# Problem details
From the entries below, count the lines with "that". Write only the count.

# Records shown
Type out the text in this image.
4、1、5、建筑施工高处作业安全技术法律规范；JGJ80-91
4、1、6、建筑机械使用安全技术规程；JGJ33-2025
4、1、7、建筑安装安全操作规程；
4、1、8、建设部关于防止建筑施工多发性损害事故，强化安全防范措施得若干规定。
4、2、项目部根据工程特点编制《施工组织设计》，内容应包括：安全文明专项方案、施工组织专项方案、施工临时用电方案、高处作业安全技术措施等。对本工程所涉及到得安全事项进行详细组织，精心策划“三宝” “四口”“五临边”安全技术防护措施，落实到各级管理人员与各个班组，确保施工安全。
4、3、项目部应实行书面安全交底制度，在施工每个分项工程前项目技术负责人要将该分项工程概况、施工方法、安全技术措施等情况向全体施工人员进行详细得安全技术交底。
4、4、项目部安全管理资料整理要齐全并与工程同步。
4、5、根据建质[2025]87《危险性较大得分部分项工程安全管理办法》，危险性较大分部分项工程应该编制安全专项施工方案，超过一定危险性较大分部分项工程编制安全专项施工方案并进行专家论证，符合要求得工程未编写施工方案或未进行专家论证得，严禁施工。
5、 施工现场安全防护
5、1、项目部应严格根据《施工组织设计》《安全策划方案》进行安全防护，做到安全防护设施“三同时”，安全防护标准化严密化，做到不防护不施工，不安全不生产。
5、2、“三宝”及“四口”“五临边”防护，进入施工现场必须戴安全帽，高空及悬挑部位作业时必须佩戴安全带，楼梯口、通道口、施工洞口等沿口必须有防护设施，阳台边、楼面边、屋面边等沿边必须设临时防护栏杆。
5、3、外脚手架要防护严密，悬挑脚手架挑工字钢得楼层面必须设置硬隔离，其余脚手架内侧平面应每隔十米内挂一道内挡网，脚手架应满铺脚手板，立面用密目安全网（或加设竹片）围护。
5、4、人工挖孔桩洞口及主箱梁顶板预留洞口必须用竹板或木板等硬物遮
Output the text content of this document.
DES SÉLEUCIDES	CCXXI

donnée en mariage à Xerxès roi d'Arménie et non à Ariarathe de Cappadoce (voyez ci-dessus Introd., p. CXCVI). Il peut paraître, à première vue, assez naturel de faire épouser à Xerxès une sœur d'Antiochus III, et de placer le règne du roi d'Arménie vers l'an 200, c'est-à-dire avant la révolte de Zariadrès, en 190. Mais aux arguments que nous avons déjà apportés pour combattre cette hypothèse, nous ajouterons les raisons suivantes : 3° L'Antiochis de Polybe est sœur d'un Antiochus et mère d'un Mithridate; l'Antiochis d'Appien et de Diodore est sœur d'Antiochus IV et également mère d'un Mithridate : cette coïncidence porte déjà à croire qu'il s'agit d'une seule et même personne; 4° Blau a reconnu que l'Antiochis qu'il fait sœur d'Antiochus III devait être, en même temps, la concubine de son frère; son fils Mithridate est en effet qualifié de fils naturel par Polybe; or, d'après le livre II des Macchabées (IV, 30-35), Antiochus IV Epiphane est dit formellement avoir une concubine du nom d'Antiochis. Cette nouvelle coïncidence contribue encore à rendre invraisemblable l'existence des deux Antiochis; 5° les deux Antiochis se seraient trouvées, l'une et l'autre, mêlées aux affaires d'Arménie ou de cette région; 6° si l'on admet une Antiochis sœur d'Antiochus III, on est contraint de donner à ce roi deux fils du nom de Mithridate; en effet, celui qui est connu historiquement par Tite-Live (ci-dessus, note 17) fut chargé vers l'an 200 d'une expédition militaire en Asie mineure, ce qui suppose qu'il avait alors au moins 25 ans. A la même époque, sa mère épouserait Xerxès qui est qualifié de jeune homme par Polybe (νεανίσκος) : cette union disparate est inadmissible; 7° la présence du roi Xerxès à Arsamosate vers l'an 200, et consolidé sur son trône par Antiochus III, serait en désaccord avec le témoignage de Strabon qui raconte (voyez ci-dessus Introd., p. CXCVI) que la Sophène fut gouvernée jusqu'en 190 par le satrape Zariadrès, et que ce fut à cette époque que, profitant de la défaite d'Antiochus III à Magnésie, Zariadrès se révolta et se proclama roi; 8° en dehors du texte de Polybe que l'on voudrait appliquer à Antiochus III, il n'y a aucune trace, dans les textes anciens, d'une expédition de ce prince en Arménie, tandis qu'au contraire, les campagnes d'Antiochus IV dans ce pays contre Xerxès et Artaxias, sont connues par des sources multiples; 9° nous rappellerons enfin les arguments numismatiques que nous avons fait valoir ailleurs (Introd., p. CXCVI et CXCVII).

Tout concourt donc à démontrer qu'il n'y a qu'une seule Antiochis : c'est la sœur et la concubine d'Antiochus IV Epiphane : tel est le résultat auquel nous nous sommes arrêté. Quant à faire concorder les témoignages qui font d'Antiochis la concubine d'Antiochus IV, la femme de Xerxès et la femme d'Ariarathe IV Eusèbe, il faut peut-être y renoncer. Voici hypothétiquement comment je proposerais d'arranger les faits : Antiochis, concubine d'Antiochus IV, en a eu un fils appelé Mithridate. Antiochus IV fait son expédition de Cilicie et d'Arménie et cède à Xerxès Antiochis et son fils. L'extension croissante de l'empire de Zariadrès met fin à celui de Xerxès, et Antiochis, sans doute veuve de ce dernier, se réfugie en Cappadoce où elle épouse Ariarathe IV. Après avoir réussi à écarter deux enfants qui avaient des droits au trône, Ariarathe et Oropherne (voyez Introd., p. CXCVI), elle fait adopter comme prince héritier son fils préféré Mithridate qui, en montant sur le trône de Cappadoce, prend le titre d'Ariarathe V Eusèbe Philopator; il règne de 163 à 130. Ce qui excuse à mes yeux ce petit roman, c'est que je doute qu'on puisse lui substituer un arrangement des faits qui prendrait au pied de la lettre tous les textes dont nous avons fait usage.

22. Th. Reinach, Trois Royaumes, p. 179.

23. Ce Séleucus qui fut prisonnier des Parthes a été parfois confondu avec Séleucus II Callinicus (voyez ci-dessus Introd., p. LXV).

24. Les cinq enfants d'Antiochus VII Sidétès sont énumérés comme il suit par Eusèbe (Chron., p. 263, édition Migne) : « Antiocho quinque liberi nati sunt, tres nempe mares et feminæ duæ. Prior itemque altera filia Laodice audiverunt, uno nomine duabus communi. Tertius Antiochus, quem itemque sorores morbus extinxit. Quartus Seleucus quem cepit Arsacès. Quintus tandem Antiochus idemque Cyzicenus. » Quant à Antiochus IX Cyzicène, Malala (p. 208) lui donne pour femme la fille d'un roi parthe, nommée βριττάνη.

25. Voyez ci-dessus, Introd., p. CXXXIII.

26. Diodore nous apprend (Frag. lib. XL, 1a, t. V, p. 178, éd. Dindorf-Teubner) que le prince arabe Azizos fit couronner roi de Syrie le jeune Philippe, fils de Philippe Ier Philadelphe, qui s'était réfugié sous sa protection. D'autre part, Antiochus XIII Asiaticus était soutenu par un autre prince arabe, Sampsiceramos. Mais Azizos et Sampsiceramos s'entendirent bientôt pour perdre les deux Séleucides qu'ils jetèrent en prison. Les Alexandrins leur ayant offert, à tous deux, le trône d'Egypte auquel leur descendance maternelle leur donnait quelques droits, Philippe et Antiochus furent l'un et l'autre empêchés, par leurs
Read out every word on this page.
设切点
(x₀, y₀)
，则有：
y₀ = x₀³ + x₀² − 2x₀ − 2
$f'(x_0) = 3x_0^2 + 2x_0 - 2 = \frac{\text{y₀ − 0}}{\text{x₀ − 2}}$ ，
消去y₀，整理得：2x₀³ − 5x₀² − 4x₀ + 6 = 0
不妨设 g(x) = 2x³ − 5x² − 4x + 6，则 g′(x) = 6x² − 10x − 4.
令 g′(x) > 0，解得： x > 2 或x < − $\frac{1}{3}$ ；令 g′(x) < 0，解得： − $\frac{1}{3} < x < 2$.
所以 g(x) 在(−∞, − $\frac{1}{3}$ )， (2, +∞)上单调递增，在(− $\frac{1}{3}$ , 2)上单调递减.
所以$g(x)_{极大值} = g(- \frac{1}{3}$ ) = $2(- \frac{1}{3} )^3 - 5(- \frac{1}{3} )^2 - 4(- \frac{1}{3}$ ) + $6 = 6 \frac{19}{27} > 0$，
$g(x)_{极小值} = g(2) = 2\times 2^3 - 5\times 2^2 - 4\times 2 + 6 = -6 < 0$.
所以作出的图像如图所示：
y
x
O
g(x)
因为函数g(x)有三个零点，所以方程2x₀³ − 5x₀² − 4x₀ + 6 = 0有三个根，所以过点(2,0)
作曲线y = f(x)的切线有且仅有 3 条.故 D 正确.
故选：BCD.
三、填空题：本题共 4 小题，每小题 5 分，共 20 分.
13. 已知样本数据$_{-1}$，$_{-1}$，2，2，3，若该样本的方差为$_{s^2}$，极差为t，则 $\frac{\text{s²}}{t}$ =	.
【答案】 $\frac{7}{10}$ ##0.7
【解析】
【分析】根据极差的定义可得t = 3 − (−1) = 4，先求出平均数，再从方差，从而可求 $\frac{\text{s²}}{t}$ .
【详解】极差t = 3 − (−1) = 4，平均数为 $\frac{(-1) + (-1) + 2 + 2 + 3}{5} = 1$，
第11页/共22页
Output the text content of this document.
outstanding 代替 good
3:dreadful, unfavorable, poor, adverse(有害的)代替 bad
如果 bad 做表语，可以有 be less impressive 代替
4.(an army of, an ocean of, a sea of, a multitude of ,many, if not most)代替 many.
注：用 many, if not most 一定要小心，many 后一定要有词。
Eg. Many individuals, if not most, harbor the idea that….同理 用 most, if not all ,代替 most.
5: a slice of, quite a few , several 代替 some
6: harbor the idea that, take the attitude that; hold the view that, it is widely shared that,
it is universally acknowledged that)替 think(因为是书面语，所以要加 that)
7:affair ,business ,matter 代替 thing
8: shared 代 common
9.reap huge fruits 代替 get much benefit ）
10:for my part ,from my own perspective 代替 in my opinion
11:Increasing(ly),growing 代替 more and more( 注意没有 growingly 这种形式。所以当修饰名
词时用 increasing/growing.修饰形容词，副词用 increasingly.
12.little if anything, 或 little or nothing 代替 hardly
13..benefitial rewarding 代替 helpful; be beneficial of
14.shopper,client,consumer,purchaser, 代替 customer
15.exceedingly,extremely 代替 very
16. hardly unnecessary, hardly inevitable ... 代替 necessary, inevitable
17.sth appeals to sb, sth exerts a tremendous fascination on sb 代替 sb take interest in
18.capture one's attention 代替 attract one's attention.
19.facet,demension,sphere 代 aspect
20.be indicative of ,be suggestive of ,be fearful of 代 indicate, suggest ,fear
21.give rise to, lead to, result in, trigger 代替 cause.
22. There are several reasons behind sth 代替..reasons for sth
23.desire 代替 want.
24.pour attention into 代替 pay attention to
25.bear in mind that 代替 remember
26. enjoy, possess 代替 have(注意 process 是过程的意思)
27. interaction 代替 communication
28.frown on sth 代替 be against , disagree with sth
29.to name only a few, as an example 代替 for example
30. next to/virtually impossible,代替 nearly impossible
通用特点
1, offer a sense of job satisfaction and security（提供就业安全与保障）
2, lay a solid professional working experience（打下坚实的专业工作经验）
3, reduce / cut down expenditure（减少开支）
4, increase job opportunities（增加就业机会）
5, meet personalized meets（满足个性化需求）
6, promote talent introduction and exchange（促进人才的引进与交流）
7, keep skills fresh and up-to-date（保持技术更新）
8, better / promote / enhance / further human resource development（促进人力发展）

# Task answer
4